== EXCERPTED DATA ==
---+---
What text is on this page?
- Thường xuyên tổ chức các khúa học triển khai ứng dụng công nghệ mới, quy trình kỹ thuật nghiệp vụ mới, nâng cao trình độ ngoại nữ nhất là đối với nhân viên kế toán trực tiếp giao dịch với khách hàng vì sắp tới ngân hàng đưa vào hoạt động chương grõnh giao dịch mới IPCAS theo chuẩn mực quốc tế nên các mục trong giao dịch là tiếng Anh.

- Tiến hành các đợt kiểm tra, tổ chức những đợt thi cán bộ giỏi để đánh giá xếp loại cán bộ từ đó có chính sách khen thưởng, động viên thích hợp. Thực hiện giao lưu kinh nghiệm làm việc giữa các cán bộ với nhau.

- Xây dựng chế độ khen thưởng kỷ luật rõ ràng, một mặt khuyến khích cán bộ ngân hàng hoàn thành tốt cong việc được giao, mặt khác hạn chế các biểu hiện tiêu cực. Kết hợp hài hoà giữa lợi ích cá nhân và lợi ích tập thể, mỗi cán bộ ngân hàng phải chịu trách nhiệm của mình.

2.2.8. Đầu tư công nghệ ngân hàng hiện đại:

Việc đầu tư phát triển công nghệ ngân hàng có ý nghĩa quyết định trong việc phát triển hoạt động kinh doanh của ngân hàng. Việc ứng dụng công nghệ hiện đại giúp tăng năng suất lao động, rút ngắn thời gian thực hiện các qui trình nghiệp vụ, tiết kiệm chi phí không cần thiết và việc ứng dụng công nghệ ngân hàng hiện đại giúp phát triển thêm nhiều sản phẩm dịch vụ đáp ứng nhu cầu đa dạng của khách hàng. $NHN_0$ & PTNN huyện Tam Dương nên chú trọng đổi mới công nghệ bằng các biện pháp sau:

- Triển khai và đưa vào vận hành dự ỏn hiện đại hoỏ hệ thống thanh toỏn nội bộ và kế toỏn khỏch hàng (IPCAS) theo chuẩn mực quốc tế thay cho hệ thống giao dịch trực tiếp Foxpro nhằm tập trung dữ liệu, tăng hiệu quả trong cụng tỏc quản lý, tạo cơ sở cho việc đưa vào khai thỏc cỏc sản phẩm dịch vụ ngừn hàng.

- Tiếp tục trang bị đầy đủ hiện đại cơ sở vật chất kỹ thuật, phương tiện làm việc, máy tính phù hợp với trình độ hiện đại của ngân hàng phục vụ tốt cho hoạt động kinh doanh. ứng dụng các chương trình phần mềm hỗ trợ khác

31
---+---
== WHAT YOU SHOULD DO ==
Pick out lines containing the word "IPCAS", each one as written.

== TASK RESPONSE ==
- Thường xuyên tổ chức các khúa học triển khai ứng dụng công nghệ mới, quy trình kỹ thuật nghiệp vụ mới, nâng cao trình độ ngoại nữ nhất là đối với nhân viên kế toán trực tiếp giao dịch với khách hàng vì sắp tới ngân hàng đưa vào hoạt động chương grõnh giao dịch mới IPCAS theo chuẩn mực quốc tế nên các mục trong giao dịch là tiếng Anh.
- Triển khai và đưa vào vận hành dự ỏn hiện đại hoỏ hệ thống thanh toỏn nội bộ và kế toỏn khỏch hàng (IPCAS) theo chuẩn mực quốc tế thay cho hệ thống giao dịch trực tiếp Foxpro nhằm tập trung dữ liệu, tăng hiệu quả trong cụng tỏc quản lý, tạo cơ sở cho việc đưa vào khai thỏc cỏc sản phẩm dịch vụ ngừn hàng.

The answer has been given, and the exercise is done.